▶ [SHORT PROBLEM] Note how many lines in the entries contain the string "rowBounds", then give that number and nothing else.

>> Begin SUPPLIED ENTRIES

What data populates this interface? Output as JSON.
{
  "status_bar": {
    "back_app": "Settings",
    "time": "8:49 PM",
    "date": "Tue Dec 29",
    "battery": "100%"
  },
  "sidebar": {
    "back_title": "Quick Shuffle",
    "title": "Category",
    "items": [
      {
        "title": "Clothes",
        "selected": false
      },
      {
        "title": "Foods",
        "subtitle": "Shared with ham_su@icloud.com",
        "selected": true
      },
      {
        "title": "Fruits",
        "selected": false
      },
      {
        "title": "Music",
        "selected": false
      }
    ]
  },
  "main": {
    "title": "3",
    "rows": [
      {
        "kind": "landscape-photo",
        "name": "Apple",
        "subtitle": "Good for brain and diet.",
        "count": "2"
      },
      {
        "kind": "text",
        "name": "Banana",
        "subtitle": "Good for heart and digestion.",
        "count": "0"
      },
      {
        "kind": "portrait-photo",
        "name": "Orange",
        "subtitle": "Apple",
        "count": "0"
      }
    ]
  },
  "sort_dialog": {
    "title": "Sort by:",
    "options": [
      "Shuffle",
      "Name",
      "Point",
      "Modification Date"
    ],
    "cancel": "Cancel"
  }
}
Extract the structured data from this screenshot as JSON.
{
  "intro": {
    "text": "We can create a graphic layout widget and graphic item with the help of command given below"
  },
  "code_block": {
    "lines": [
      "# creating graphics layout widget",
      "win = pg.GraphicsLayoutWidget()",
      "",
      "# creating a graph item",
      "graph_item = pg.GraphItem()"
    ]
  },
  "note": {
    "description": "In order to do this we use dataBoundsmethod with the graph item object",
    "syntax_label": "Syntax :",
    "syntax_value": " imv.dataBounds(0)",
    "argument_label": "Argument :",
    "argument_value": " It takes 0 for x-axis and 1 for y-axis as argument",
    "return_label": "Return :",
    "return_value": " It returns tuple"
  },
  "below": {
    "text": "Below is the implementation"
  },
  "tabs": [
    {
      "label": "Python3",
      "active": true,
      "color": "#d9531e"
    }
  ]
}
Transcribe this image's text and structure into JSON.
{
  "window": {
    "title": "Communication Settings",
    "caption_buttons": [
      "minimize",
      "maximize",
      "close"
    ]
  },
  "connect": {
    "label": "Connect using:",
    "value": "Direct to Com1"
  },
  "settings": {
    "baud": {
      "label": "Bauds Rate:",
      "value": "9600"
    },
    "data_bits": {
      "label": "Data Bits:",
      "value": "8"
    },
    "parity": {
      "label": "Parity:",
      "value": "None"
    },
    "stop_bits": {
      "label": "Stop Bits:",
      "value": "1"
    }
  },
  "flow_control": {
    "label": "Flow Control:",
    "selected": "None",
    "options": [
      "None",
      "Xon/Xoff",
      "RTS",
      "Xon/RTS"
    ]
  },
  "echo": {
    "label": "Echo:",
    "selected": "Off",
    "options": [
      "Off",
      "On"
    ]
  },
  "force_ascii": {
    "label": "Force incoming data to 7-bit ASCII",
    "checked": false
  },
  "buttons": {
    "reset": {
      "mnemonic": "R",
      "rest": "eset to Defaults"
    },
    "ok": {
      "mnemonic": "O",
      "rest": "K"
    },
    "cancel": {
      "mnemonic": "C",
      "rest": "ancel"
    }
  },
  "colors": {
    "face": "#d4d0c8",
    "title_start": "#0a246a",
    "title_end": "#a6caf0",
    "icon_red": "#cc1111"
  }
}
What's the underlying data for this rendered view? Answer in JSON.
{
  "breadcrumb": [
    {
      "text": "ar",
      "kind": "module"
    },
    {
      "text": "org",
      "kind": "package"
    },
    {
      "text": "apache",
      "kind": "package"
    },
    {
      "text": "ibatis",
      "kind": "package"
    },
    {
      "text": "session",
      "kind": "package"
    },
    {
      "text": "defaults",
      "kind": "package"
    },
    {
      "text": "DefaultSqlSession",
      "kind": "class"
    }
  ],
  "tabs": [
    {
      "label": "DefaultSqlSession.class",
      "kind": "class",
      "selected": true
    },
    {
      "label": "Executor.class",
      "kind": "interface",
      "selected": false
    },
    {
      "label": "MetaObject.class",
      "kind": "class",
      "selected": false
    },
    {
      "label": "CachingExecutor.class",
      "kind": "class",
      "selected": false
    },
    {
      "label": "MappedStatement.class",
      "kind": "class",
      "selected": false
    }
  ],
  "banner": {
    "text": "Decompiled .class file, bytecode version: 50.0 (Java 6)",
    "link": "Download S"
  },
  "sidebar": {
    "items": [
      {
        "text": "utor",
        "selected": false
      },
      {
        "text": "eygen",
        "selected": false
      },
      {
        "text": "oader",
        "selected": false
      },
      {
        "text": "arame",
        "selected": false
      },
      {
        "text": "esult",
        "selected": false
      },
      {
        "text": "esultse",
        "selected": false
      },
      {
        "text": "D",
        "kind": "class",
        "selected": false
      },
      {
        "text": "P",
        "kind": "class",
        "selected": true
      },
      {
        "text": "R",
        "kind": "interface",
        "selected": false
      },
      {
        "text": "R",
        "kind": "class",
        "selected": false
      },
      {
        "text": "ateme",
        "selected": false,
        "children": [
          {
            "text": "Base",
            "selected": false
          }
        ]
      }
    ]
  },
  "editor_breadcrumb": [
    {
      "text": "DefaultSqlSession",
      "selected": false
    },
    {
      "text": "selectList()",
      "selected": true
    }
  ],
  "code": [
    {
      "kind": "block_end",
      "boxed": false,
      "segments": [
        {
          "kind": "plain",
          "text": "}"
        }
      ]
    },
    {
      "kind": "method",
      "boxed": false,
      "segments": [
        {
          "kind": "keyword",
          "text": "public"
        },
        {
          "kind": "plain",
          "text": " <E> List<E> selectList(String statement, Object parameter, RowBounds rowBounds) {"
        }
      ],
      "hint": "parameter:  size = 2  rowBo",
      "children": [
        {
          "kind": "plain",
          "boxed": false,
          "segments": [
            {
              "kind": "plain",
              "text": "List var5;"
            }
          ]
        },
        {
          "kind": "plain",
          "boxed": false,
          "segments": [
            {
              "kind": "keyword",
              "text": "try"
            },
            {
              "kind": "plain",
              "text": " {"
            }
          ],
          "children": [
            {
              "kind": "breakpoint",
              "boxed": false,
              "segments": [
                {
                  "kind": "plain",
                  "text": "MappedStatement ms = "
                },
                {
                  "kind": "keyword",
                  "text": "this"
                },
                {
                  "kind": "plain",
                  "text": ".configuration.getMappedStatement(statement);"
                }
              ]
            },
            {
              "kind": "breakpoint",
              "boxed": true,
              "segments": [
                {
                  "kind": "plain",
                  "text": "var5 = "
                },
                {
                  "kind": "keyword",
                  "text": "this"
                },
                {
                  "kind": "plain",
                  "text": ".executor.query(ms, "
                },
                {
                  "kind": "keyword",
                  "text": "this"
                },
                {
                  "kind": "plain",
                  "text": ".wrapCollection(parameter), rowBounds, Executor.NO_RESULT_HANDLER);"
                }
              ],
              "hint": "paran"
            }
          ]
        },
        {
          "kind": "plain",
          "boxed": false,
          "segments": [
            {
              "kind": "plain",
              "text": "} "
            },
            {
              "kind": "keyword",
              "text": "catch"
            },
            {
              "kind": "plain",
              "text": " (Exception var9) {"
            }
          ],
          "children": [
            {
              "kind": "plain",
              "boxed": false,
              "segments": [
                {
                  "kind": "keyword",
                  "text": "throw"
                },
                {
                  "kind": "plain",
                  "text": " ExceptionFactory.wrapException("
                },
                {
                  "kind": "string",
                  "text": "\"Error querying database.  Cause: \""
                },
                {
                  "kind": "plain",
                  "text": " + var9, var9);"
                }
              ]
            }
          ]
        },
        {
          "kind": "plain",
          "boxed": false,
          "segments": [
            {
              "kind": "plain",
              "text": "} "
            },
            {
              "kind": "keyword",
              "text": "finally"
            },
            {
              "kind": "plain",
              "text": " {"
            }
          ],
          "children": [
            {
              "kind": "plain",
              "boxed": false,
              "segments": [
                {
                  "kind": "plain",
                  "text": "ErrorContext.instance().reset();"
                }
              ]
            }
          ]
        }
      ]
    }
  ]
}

>> End SUPPLIED ENTRIES

▶ [COMPLETED EXERCISE] 2